Task material
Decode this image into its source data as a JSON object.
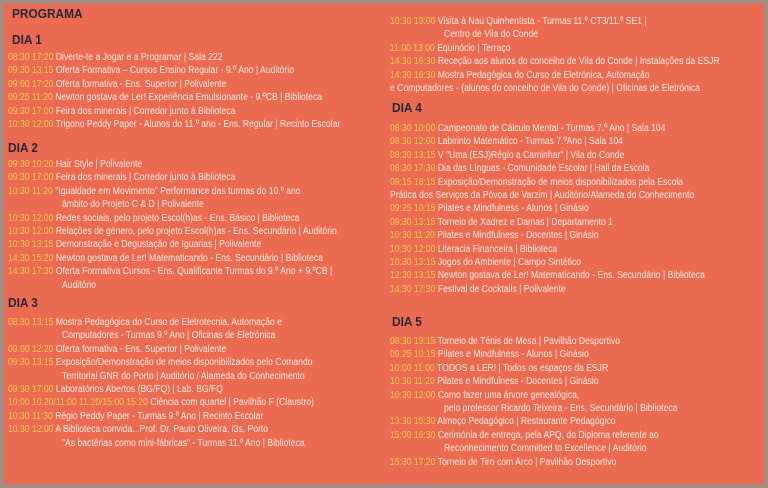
{
  "title": "PROGRAMA",
  "colors": {
    "background": "#ea6b52",
    "time": "#f7c84a",
    "text": "#fbeae0",
    "heading": "#2a2838",
    "frame": "#a38b80"
  },
  "days": [
    {
      "title": "DIA 1",
      "items": [
        {
          "time": "08:30 17:20",
          "text": "Diverte-te a Jogar e a Programar | Sala 222"
        },
        {
          "time": "09:30 13:15",
          "text": "Oferta Formativa – Cursos Ensino Regular - 9.º Ano | Auditório"
        },
        {
          "time": "09:00 17:20",
          "text": "Oferta formativa - Ens. Superior | Polivalente"
        },
        {
          "time": "09:25 11:20",
          "text": "Newton gostava de Ler! Experiência Emulsionante - 9.ºCB | Biblioteca"
        },
        {
          "time": "09:30 17:00",
          "text": "Feira dos minerais | Corredor junto à Biblioteca"
        },
        {
          "time": "10:30 12:00",
          "text": "Trigono Peddy Paper - Alunos do 11.º ano - Ens. Regular | Recinto Escolar"
        }
      ]
    },
    {
      "title": "DIA 2",
      "items": [
        {
          "time": "09:30 10:20",
          "text": "Hair Style | Polivalente"
        },
        {
          "time": "09:30 17:00",
          "text": "Feira dos minerais | Corredor junto à Biblioteca"
        },
        {
          "time": "10:30 11:20",
          "text": "\"Igualdade em Movimento\" Performance das turmas do 10.º ano",
          "cont": "âmbito do Projeto C & D | Polivalente"
        },
        {
          "time": "10:30 12:00",
          "text": "Redes sociais, pelo projeto Escol(h)as - Ens. Básico | Biblioteca"
        },
        {
          "time": "10:30 12:00",
          "text": "Relações de género, pelo projeto Escol(h)as - Ens. Secundário | Auditório"
        },
        {
          "time": "10:30 13:15",
          "text": "Demonstração e Degustação de Iguarias | Polivalente"
        },
        {
          "time": "14:30 15:20",
          "text": "Newton gostava de Ler! Matematicando - Ens. Secundário | Biblioteca"
        },
        {
          "time": "14:30 17:30",
          "text": "Oferta Formativa Cursos - Ens. Qualificante Turmas do 9.º Ano + 9.ºCB |",
          "cont": "Auditório"
        }
      ]
    },
    {
      "title": "DIA 3",
      "items": [
        {
          "time": "08:30 13:15",
          "text": "Mostra Pedagógica do Curso de Eletrotecnia, Automação e",
          "cont": "Computadores - Turmas 9.º Ano | Oficinas de Eletrónica"
        },
        {
          "time": "09:00 12:20",
          "text": "Oferta formativa - Ens. Superior | Polivalente"
        },
        {
          "time": "09:30 13:15",
          "text": "Exposição/Demonstração de meios disponibilizados pelo Comando",
          "cont": "Territorial GNR do Porto | Auditório / Alameda do Conhecimento"
        },
        {
          "time": "09:30 17:00",
          "text": "Laboratórios Abertos (BG/FQ) | Lab. BG/FQ"
        },
        {
          "time": "10:00 10:20/11:00 11:20/15:00 15:20",
          "text": "Ciência com quartel | Pavilhão F (Claustro)"
        },
        {
          "time": "10:30 11:30",
          "text": "Régio Peddy Paper - Turmas 9.º Ano | Recinto Escolar"
        },
        {
          "time": "10:30 12:00",
          "text": "A Biblioteca convida...Prof. Dr. Paulo Oliveira, i3s, Porto",
          "cont": "\"As bactérias como mini-fábricas\" - Turmas 11.º Ano | Biblioteca"
        },
        {
          "time": "10:30 13:00",
          "text": "Visita à Nau Quinhentista - Turmas 11.º CT3/11.º SE1 |",
          "cont": "Centro de Vila do Conde"
        },
        {
          "time": "11:00 13:00",
          "text": "Equinócio | Terraço"
        },
        {
          "time": "14:30 16:30",
          "text": "Receção aos alunos do concelho de Vila do Conde | Instalações da ESJR"
        },
        {
          "time": "14:30 16:30",
          "text": "Mostra Pedagógica do Curso de Eletrónica, Automação",
          "cont": "e Computadores - (alunos do concelho de Vila do Conde) | Oficinas de Eletrónica"
        }
      ]
    },
    {
      "title": "DIA 4",
      "items": [
        {
          "time": "08:30 10:00",
          "text": "Campeonato de Cálculo Mental - Turmas 7.º Ano | Sala 104"
        },
        {
          "time": "08:30 12:00",
          "text": "Labirinto Matemático - Turmas 7.ºAno | Sala 104"
        },
        {
          "time": "08:30 13:15",
          "text": "V \"Uma (ESJ)Régio a Caminhar\" | Vila do Conde"
        },
        {
          "time": "08:30 17:30",
          "text": "Dia das Línguas  - Comunidade Escolar | Hall da Escola"
        },
        {
          "time": "09:15 18:15",
          "text": "Exposição/Demonstração de meios disponibilizados pela Escola",
          "cont": "Prática dos Serviços da Póvoa de Varzim | Auditório/Alameda do Conhecimento"
        },
        {
          "time": "09:25 10:15",
          "text": "Pilates e Mindfulness - Alunos | Ginásio"
        },
        {
          "time": "09:30 13:15",
          "text": "Torneio de Xadrez e Damas | Departamento 1"
        },
        {
          "time": "10:30 11:20",
          "text": "Pilates e Mindfulness - Docentes | Ginásio"
        },
        {
          "time": "10:30 12:00",
          "text": "Literacia Financeira | Biblioteca"
        },
        {
          "time": "10:30 13:15",
          "text": "Jogos do Ambiente | Campo Sintético"
        },
        {
          "time": "12:30 13:15",
          "text": "Newton gostava de Ler! Matematicando - Ens. Secundário | Biblioteca"
        },
        {
          "time": "14:30 17:30",
          "text": "Festival de Cocktails | Polivalente"
        }
      ]
    },
    {
      "title": "DIA 5",
      "items": [
        {
          "time": "08:30 13:15",
          "text": "Torneio de Ténis de Mesa | Pavilhão Desportivo"
        },
        {
          "time": "09:25 10:15",
          "text": "Pilates e Mindfulness - Alunos | Ginásio"
        },
        {
          "time": "10:00 11:00",
          "text": "TODOS a LER! | Todos os espaços da ESJR"
        },
        {
          "time": "10:30 11:20",
          "text": "Pilates e Mindfulness - Docentes | Ginásio"
        },
        {
          "time": "10:30 12:00",
          "text": "Como fazer uma árvore genealógica,",
          "cont": "pelo professor Ricardo Teixeira - Ens. Secundário | Biblioteca"
        },
        {
          "time": "13:30 15:30",
          "text": "Almoço Pedagógico | Restaurante Pedagógico"
        },
        {
          "time": "15:00 16:30",
          "text": "Cerimónia de entrega, pela APQ, do Diploma referente ao",
          "cont": "Reconhecimento Committed to Excellence | Auditório"
        },
        {
          "time": "15:30 17:20",
          "text": "Torneio de Tiro com Arco | Pavilhão Desportivo"
        }
      ]
    }
  ]
}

The request
Are you able to set down all the lines above exactly, without any pictures?

Full response
Decode this image into its source data as a JSON object.
{
  "title": "PROGRAMA",
  "colors": {
    "background": "#ea6b52",
    "time": "#f7c84a",
    "text": "#fbeae0",
    "heading": "#2a2838",
    "frame": "#a38b80"
  },
  "days": [
    {
      "title": "DIA 1",
      "items": [
        {
          "time": "08:30 17:20",
          "text": "Diverte-te a Jogar e a Programar | Sala 222"
        },
        {
          "time": "09:30 13:15",
          "text": "Oferta Formativa – Cursos Ensino Regular - 9.º Ano | Auditório"
        },
        {
          "time": "09:00 17:20",
          "text": "Oferta formativa - Ens. Superior | Polivalente"
        },
        {
          "time": "09:25 11:20",
          "text": "Newton gostava de Ler! Experiência Emulsionante - 9.ºCB | Biblioteca"
        },
        {
          "time": "09:30 17:00",
          "text": "Feira dos minerais | Corredor junto à Biblioteca"
        },
        {
          "time": "10:30 12:00",
          "text": "Trigono Peddy Paper - Alunos do 11.º ano - Ens. Regular | Recinto Escolar"
        }
      ]
    },
    {
      "title": "DIA 2",
      "items": [
        {
          "time": "09:30 10:20",
          "text": "Hair Style | Polivalente"
        },
        {
          "time": "09:30 17:00",
          "text": "Feira dos minerais | Corredor junto à Biblioteca"
        },
        {
          "time": "10:30 11:20",
          "text": "\"Igualdade em Movimento\" Performance das turmas do 10.º ano",
          "cont": "âmbito do Projeto C & D | Polivalente"
        },
        {
          "time": "10:30 12:00",
          "text": "Redes sociais, pelo projeto Escol(h)as - Ens. Básico | Biblioteca"
        },
        {
          "time": "10:30 12:00",
          "text": "Relações de género, pelo projeto Escol(h)as - Ens. Secundário | Auditório"
        },
        {
          "time": "10:30 13:15",
          "text": "Demonstração e Degustação de Iguarias | Polivalente"
        },
        {
          "time": "14:30 15:20",
          "text": "Newton gostava de Ler! Matematicando - Ens. Secundário | Biblioteca"
        },
        {
          "time": "14:30 17:30",
          "text": "Oferta Formativa Cursos - Ens. Qualificante Turmas do 9.º Ano + 9.ºCB |",
          "cont": "Auditório"
        }
      ]
    },
    {
      "title": "DIA 3",
      "items": [
        {
          "time": "08:30 13:15",
          "text": "Mostra Pedagógica do Curso de Eletrotecnia, Automação e",
          "cont": "Computadores - Turmas 9.º Ano | Oficinas de Eletrónica"
        },
        {
          "time": "09:00 12:20",
          "text": "Oferta formativa - Ens. Superior | Polivalente"
        },
        {
          "time": "09:30 13:15",
          "text": "Exposição/Demonstração de meios disponibilizados pelo Comando",
          "cont": "Territorial GNR do Porto | Auditório / Alameda do Conhecimento"
        },
        {
          "time": "09:30 17:00",
          "text": "Laboratórios Abertos (BG/FQ) | Lab. BG/FQ"
        },
        {
          "time": "10:00 10:20/11:00 11:20/15:00 15:20",
          "text": "Ciência com quartel | Pavilhão F (Claustro)"
        },
        {
          "time": "10:30 11:30",
          "text": "Régio Peddy Paper - Turmas 9.º Ano | Recinto Escolar"
        },
        {
          "time": "10:30 12:00",
          "text": "A Biblioteca convida...Prof. Dr. Paulo Oliveira, i3s, Porto",
          "cont": "\"As bactérias como mini-fábricas\" - Turmas 11.º Ano | Biblioteca"
        },
        {
          "time": "10:30 13:00",
          "text": "Visita à Nau Quinhentista - Turmas 11.º CT3/11.º SE1 |",
          "cont": "Centro de Vila do Conde"
        },
        {
          "time": "11:00 13:00",
          "text": "Equinócio | Terraço"
        },
        {
          "time": "14:30 16:30",
          "text": "Receção aos alunos do concelho de Vila do Conde | Instalações da ESJR"
        },
        {
          "time": "14:30 16:30",
          "text": "Mostra Pedagógica do Curso de Eletrónica, Automação",
          "cont": "e Computadores - (alunos do concelho de Vila do Conde) | Oficinas de Eletrónica"
        }
      ]
    },
    {
      "title": "DIA 4",
      "items": [
        {
          "time": "08:30 10:00",
          "text": "Campeonato de Cálculo Mental - Turmas 7.º Ano | Sala 104"
        },
        {
          "time": "08:30 12:00",
          "text": "Labirinto Matemático - Turmas 7.ºAno | Sala 104"
        },
        {
          "time": "08:30 13:15",
          "text": "V \"Uma (ESJ)Régio a Caminhar\" | Vila do Conde"
        },
        {
          "time": "08:30 17:30",
          "text": "Dia das Línguas  - Comunidade Escolar | Hall da Escola"
        },
        {
          "time": "09:15 18:15",
          "text": "Exposição/Demonstração de meios disponibilizados pela Escola",
          "cont": "Prática dos Serviços da Póvoa de Varzim | Auditório/Alameda do Conhecimento"
        },
        {
          "time": "09:25 10:15",
          "text": "Pilates e Mindfulness - Alunos | Ginásio"
        },
        {
          "time": "09:30 13:15",
          "text": "Torneio de Xadrez e Damas | Departamento 1"
        },
        {
          "time": "10:30 11:20",
          "text": "Pilates e Mindfulness - Docentes | Ginásio"
        },
        {
          "time": "10:30 12:00",
          "text": "Literacia Financeira | Biblioteca"
        },
        {
          "time": "10:30 13:15",
          "text": "Jogos do Ambiente | Campo Sintético"
        },
        {
          "time": "12:30 13:15",
          "text": "Newton gostava de Ler! Matematicando - Ens. Secundário | Biblioteca"
        },
        {
          "time": "14:30 17:30",
          "text": "Festival de Cocktails | Polivalente"
        }
      ]
    },
    {
      "title": "DIA 5",
      "items": [
        {
          "time": "08:30 13:15",
          "text": "Torneio de Ténis de Mesa | Pavilhão Desportivo"
        },
        {
          "time": "09:25 10:15",
          "text": "Pilates e Mindfulness - Alunos | Ginásio"
        },
        {
          "time": "10:00 11:00",
          "text": "TODOS a LER! | Todos os espaços da ESJR"
        },
        {
          "time": "10:30 11:20",
          "text": "Pilates e Mindfulness - Docentes | Ginásio"
        },
        {
          "time": "10:30 12:00",
          "text": "Como fazer uma árvore genealógica,",
          "cont": "pelo professor Ricardo Teixeira - Ens. Secundário | Biblioteca"
        },
        {
          "time": "13:30 15:30",
          "text": "Almoço Pedagógico | Restaurante Pedagógico"
        },
        {
          "time": "15:00 16:30",
          "text": "Cerimónia de entrega, pela APQ, do Diploma referente ao",
          "cont": "Reconhecimento Committed to Excellence | Auditório"
        },
        {
          "time": "15:30 17:20",
          "text": "Torneio de Tiro com Arco | Pavilhão Desportivo"
        }
      ]
    }
  ]
}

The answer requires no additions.